## The exercise
Look through the records that follow. Copy every line containing the word "Dodavatel".

Items from a dataset:
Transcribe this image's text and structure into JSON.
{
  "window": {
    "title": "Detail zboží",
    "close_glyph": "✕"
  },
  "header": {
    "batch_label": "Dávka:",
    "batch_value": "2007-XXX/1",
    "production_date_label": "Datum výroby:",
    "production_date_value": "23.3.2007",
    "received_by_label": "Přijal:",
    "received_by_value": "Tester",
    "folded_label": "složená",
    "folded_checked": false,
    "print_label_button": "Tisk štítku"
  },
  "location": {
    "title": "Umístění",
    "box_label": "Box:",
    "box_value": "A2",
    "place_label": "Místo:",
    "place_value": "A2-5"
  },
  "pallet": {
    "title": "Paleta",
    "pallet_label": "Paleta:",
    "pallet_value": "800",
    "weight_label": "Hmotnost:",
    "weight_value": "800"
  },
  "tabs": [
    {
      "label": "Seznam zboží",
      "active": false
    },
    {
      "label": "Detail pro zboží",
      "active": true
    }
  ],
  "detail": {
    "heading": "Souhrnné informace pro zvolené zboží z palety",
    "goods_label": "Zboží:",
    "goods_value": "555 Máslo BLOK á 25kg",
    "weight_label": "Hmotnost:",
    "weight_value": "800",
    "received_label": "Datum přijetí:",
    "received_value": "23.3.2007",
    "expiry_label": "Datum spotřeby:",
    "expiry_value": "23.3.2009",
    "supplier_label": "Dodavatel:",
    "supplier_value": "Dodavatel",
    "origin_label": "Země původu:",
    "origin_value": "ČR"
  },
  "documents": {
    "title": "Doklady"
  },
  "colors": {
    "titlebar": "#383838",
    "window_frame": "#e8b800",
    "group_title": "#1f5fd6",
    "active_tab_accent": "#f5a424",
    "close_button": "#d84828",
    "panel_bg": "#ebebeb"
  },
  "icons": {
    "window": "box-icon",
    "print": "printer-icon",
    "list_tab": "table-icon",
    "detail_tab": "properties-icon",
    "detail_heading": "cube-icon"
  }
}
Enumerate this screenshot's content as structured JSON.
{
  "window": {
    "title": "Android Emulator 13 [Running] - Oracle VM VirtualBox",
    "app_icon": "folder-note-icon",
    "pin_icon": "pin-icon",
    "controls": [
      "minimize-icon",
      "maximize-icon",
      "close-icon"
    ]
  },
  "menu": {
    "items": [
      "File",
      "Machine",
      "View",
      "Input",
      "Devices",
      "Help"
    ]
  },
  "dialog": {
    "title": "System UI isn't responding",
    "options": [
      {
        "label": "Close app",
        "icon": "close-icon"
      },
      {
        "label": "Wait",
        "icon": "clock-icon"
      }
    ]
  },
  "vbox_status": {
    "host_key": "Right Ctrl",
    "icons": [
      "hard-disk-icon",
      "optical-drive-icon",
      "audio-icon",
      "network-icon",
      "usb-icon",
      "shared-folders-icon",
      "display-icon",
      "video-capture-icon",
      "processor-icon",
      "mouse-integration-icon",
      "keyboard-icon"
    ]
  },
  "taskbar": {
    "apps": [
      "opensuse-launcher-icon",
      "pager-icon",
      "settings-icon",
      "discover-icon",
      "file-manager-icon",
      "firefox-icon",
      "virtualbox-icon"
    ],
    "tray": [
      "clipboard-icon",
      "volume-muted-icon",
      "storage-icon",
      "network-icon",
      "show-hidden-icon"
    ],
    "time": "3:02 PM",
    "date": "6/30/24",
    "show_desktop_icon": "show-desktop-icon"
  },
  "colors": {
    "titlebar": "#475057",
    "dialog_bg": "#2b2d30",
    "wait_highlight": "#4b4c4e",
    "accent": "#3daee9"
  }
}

## Result below
    "supplier_label": "Dodavatel:",
    "supplier_value": "Dodavatel",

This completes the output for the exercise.